Begin Listed entries
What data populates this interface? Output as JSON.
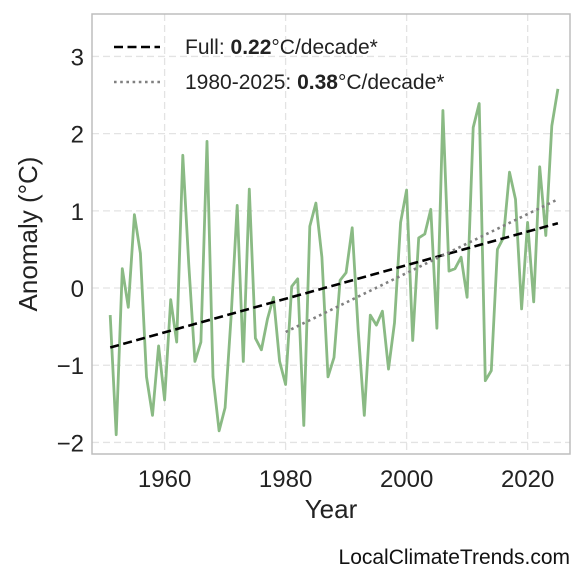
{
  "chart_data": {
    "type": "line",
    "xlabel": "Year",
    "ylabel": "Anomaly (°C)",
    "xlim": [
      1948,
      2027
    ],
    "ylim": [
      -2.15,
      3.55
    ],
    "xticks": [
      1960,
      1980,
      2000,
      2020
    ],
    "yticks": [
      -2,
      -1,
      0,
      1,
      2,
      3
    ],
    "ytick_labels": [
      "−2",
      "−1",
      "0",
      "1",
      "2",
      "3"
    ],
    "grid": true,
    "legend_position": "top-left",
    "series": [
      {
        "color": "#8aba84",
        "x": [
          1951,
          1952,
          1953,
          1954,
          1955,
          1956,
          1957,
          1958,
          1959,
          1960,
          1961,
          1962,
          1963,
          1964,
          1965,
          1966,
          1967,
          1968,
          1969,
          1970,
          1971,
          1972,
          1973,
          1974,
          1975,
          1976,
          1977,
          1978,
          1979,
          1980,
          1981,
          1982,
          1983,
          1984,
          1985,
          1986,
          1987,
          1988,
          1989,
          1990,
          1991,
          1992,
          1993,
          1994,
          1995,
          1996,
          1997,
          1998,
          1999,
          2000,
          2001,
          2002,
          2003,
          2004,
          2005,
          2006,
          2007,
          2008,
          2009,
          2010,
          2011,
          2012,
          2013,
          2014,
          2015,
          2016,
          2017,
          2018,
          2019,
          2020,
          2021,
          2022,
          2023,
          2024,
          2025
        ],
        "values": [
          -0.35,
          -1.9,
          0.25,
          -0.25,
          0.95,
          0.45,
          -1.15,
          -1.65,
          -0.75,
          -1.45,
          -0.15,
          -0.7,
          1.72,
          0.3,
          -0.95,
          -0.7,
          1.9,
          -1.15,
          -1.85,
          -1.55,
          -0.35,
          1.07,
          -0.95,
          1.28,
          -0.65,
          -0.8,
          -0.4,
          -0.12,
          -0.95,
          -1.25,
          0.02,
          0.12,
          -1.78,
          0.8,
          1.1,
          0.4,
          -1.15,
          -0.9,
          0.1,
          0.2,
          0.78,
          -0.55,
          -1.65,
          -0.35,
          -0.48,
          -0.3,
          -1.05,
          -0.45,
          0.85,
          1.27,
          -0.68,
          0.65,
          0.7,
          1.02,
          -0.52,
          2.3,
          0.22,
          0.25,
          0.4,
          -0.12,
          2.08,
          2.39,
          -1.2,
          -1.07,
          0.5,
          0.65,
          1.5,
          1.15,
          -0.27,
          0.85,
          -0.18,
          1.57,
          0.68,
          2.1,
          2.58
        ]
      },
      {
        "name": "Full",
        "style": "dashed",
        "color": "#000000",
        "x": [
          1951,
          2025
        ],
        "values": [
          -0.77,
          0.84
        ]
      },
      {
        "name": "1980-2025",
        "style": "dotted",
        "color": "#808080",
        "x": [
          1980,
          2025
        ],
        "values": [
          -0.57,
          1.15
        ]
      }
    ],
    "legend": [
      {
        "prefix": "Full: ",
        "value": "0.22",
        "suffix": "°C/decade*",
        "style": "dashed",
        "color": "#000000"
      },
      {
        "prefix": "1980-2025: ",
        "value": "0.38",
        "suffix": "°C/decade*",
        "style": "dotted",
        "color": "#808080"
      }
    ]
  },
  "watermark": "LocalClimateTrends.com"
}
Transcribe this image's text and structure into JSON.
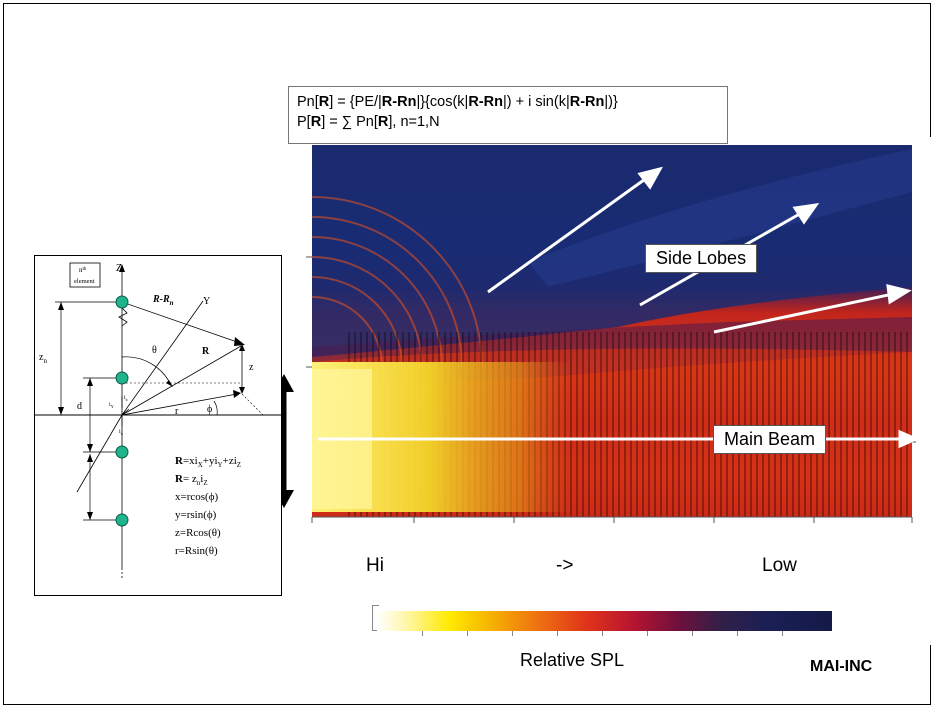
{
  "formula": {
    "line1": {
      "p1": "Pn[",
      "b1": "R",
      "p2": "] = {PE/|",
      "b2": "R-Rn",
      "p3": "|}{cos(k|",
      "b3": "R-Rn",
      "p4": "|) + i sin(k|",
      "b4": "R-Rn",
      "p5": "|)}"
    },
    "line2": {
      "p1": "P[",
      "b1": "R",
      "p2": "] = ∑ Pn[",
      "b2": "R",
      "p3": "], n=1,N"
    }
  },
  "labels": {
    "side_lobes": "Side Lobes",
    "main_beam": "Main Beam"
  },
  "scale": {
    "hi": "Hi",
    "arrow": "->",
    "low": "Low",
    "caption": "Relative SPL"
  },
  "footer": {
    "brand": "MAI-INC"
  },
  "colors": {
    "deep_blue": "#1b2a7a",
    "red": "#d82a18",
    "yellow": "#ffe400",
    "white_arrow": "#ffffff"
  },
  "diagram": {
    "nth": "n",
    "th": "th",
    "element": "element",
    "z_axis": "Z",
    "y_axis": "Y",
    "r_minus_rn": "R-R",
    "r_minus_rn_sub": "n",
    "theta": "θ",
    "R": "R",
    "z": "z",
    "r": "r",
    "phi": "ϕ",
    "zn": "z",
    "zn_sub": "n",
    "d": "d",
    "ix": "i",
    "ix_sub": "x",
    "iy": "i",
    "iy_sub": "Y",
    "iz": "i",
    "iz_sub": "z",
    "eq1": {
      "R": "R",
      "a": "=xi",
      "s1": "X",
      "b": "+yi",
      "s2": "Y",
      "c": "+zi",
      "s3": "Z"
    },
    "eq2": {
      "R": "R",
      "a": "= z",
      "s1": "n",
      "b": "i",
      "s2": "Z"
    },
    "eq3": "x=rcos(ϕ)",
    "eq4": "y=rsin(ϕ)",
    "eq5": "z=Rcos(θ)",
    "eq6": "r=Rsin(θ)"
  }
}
End Listed entries
Find the string "this" in the records, then copy each line where it occurs.

▶ **Right answer**:
What data populates this interface? Output as JSON.
Transcribe this image's text and structure into JSON.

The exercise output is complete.